What you will do. Repeat the whole listing exactly.

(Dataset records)
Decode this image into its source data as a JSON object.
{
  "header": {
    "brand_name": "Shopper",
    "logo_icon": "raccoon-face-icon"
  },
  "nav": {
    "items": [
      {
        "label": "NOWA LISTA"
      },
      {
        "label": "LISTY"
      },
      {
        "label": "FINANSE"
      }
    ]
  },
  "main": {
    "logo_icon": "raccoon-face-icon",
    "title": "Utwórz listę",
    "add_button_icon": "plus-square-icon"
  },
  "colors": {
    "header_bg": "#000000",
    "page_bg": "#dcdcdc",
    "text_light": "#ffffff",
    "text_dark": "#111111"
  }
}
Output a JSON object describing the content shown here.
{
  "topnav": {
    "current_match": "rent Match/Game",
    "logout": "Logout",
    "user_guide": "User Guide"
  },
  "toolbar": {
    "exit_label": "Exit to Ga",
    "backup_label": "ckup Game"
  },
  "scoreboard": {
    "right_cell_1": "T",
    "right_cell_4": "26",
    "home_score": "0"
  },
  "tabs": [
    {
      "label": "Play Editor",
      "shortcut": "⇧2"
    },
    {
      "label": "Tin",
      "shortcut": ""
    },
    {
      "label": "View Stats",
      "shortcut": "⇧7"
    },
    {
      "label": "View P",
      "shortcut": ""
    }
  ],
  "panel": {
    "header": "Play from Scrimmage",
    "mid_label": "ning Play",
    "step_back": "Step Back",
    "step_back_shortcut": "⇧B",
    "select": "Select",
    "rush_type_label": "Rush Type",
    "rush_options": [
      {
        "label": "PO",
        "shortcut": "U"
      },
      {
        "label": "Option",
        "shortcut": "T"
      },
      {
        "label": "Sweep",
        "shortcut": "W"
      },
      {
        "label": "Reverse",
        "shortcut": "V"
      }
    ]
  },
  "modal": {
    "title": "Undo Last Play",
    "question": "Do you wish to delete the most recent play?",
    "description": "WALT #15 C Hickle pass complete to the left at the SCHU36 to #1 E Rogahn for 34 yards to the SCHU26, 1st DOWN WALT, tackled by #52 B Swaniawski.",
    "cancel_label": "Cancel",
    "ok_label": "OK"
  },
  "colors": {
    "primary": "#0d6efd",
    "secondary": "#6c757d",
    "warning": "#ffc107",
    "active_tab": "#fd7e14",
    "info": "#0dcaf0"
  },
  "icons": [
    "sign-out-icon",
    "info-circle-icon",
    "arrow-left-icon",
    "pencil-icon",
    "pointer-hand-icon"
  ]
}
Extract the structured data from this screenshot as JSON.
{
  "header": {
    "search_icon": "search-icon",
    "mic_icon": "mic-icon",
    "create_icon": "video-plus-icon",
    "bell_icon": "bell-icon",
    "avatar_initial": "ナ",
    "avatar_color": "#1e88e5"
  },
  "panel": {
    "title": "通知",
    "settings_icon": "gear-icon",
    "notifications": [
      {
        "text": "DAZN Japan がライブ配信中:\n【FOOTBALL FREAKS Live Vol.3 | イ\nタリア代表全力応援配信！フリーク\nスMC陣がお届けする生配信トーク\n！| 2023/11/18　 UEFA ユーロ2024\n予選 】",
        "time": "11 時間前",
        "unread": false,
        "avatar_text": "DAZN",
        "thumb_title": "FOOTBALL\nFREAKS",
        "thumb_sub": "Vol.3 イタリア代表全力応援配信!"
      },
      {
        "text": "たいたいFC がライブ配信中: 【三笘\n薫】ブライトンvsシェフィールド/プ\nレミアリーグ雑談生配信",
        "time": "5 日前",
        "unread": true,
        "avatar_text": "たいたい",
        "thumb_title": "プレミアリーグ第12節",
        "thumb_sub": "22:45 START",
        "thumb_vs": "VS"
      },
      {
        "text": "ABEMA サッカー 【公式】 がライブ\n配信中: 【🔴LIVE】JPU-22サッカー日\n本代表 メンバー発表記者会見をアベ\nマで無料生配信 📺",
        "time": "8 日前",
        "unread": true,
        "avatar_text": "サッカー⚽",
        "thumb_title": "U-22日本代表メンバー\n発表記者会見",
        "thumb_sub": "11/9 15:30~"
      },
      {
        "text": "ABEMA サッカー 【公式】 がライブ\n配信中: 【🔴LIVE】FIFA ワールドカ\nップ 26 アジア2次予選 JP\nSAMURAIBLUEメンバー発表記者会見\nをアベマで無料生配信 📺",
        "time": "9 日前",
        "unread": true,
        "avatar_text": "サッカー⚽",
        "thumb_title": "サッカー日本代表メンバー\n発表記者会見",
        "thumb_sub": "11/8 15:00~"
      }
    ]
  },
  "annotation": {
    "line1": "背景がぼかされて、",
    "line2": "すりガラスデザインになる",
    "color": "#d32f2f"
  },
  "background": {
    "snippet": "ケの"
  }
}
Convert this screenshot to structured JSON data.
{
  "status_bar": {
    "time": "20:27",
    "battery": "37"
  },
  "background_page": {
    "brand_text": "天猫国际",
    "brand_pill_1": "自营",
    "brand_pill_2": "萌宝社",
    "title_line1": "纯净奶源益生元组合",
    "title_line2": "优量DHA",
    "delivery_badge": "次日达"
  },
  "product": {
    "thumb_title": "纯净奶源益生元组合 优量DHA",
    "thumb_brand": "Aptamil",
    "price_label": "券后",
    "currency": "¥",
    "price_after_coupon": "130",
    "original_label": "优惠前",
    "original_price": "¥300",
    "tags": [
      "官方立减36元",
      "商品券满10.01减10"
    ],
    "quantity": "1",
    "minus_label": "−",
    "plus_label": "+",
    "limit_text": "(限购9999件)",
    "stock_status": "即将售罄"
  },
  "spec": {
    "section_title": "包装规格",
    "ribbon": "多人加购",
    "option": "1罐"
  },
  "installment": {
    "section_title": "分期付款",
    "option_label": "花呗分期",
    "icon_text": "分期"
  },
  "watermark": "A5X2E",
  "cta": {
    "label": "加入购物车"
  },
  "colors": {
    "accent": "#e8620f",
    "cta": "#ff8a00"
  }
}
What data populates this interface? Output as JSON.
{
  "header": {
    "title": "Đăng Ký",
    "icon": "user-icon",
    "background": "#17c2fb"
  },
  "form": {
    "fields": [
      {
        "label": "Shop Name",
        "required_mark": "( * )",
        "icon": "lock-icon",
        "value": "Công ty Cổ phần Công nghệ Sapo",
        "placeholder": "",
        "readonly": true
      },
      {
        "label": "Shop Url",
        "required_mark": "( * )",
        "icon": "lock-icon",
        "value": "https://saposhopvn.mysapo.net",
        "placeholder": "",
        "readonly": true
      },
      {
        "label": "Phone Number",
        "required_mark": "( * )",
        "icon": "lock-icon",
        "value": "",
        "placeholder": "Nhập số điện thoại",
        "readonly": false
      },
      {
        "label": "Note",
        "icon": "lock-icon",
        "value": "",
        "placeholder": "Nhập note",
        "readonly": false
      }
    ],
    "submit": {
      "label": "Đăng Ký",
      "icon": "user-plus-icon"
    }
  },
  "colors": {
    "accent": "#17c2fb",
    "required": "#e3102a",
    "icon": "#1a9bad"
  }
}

Worked answer.
Decode this image into its source data as a JSON object.
{
  "header": {
    "brand_name": "Shopper",
    "logo_icon": "raccoon-face-icon"
  },
  "nav": {
    "items": [
      {
        "label": "NOWA LISTA"
      },
      {
        "label": "LISTY"
      },
      {
        "label": "FINANSE"
      }
    ]
  },
  "main": {
    "logo_icon": "raccoon-face-icon",
    "title": "Utwórz listę",
    "add_button_icon": "plus-square-icon"
  },
  "colors": {
    "header_bg": "#000000",
    "page_bg": "#dcdcdc",
    "text_light": "#ffffff",
    "text_dark": "#111111"
  }
}
Output a JSON object describing the content shown here.
{
  "topnav": {
    "current_match": "rent Match/Game",
    "logout": "Logout",
    "user_guide": "User Guide"
  },
  "toolbar": {
    "exit_label": "Exit to Ga",
    "backup_label": "ckup Game"
  },
  "scoreboard": {
    "right_cell_1": "T",
    "right_cell_4": "26",
    "home_score": "0"
  },
  "tabs": [
    {
      "label": "Play Editor",
      "shortcut": "⇧2"
    },
    {
      "label": "Tin",
      "shortcut": ""
    },
    {
      "label": "View Stats",
      "shortcut": "⇧7"
    },
    {
      "label": "View P",
      "shortcut": ""
    }
  ],
  "panel": {
    "header": "Play from Scrimmage",
    "mid_label": "ning Play",
    "step_back": "Step Back",
    "step_back_shortcut": "⇧B",
    "select": "Select",
    "rush_type_label": "Rush Type",
    "rush_options": [
      {
        "label": "PO",
        "shortcut": "U"
      },
      {
        "label": "Option",
        "shortcut": "T"
      },
      {
        "label": "Sweep",
        "shortcut": "W"
      },
      {
        "label": "Reverse",
        "shortcut": "V"
      }
    ]
  },
  "modal": {
    "title": "Undo Last Play",
    "question": "Do you wish to delete the most recent play?",
    "description": "WALT #15 C Hickle pass complete to the left at the SCHU36 to #1 E Rogahn for 34 yards to the SCHU26, 1st DOWN WALT, tackled by #52 B Swaniawski.",
    "cancel_label": "Cancel",
    "ok_label": "OK"
  },
  "colors": {
    "primary": "#0d6efd",
    "secondary": "#6c757d",
    "warning": "#ffc107",
    "active_tab": "#fd7e14",
    "info": "#0dcaf0"
  },
  "icons": [
    "sign-out-icon",
    "info-circle-icon",
    "arrow-left-icon",
    "pencil-icon",
    "pointer-hand-icon"
  ]
}
Extract the structured data from this screenshot as JSON.
{
  "header": {
    "search_icon": "search-icon",
    "mic_icon": "mic-icon",
    "create_icon": "video-plus-icon",
    "bell_icon": "bell-icon",
    "avatar_initial": "ナ",
    "avatar_color": "#1e88e5"
  },
  "panel": {
    "title": "通知",
    "settings_icon": "gear-icon",
    "notifications": [
      {
        "text": "DAZN Japan がライブ配信中:\n【FOOTBALL FREAKS Live Vol.3 | イ\nタリア代表全力応援配信！フリーク\nスMC陣がお届けする生配信トーク\n！| 2023/11/18　 UEFA ユーロ2024\n予選 】",
        "time": "11 時間前",
        "unread": false,
        "avatar_text": "DAZN",
        "thumb_title": "FOOTBALL\nFREAKS",
        "thumb_sub": "Vol.3 イタリア代表全力応援配信!"
      },
      {
        "text": "たいたいFC がライブ配信中: 【三笘\n薫】ブライトンvsシェフィールド/プ\nレミアリーグ雑談生配信",
        "time": "5 日前",
        "unread": true,
        "avatar_text": "たいたい",
        "thumb_title": "プレミアリーグ第12節",
        "thumb_sub": "22:45 START",
        "thumb_vs": "VS"
      },
      {
        "text": "ABEMA サッカー 【公式】 がライブ\n配信中: 【🔴LIVE】JPU-22サッカー日\n本代表 メンバー発表記者会見をアベ\nマで無料生配信 📺",
        "time": "8 日前",
        "unread": true,
        "avatar_text": "サッカー⚽",
        "thumb_title": "U-22日本代表メンバー\n発表記者会見",
        "thumb_sub": "11/9 15:30~"
      },
      {
        "text": "ABEMA サッカー 【公式】 がライブ\n配信中: 【🔴LIVE】FIFA ワールドカ\nップ 26 アジア2次予選 JP\nSAMURAIBLUEメンバー発表記者会見\nをアベマで無料生配信 📺",
        "time": "9 日前",
        "unread": true,
        "avatar_text": "サッカー⚽",
        "thumb_title": "サッカー日本代表メンバー\n発表記者会見",
        "thumb_sub": "11/8 15:00~"
      }
    ]
  },
  "annotation": {
    "line1": "背景がぼかされて、",
    "line2": "すりガラスデザインになる",
    "color": "#d32f2f"
  },
  "background": {
    "snippet": "ケの"
  }
}
Convert this screenshot to structured JSON data.
{
  "status_bar": {
    "time": "20:27",
    "battery": "37"
  },
  "background_page": {
    "brand_text": "天猫国际",
    "brand_pill_1": "自营",
    "brand_pill_2": "萌宝社",
    "title_line1": "纯净奶源益生元组合",
    "title_line2": "优量DHA",
    "delivery_badge": "次日达"
  },
  "product": {
    "thumb_title": "纯净奶源益生元组合 优量DHA",
    "thumb_brand": "Aptamil",
    "price_label": "券后",
    "currency": "¥",
    "price_after_coupon": "130",
    "original_label": "优惠前",
    "original_price": "¥300",
    "tags": [
      "官方立减36元",
      "商品券满10.01减10"
    ],
    "quantity": "1",
    "minus_label": "−",
    "plus_label": "+",
    "limit_text": "(限购9999件)",
    "stock_status": "即将售罄"
  },
  "spec": {
    "section_title": "包装规格",
    "ribbon": "多人加购",
    "option": "1罐"
  },
  "installment": {
    "section_title": "分期付款",
    "option_label": "花呗分期",
    "icon_text": "分期"
  },
  "watermark": "A5X2E",
  "cta": {
    "label": "加入购物车"
  },
  "colors": {
    "accent": "#e8620f",
    "cta": "#ff8a00"
  }
}
What data populates this interface? Output as JSON.
{
  "header": {
    "title": "Đăng Ký",
    "icon": "user-icon",
    "background": "#17c2fb"
  },
  "form": {
    "fields": [
      {
        "label": "Shop Name",
        "required_mark": "( * )",
        "icon": "lock-icon",
        "value": "Công ty Cổ phần Công nghệ Sapo",
        "placeholder": "",
        "readonly": true
      },
      {
        "label": "Shop Url",
        "required_mark": "( * )",
        "icon": "lock-icon",
        "value": "https://saposhopvn.mysapo.net",
        "placeholder": "",
        "readonly": true
      },
      {
        "label": "Phone Number",
        "required_mark": "( * )",
        "icon": "lock-icon",
        "value": "",
        "placeholder": "Nhập số điện thoại",
        "readonly": false
      },
      {
        "label": "Note",
        "icon": "lock-icon",
        "value": "",
        "placeholder": "Nhập note",
        "readonly": false
      }
    ],
    "submit": {
      "label": "Đăng Ký",
      "icon": "user-plus-icon"
    }
  },
  "colors": {
    "accent": "#17c2fb",
    "required": "#e3102a",
    "icon": "#1a9bad"
  }
}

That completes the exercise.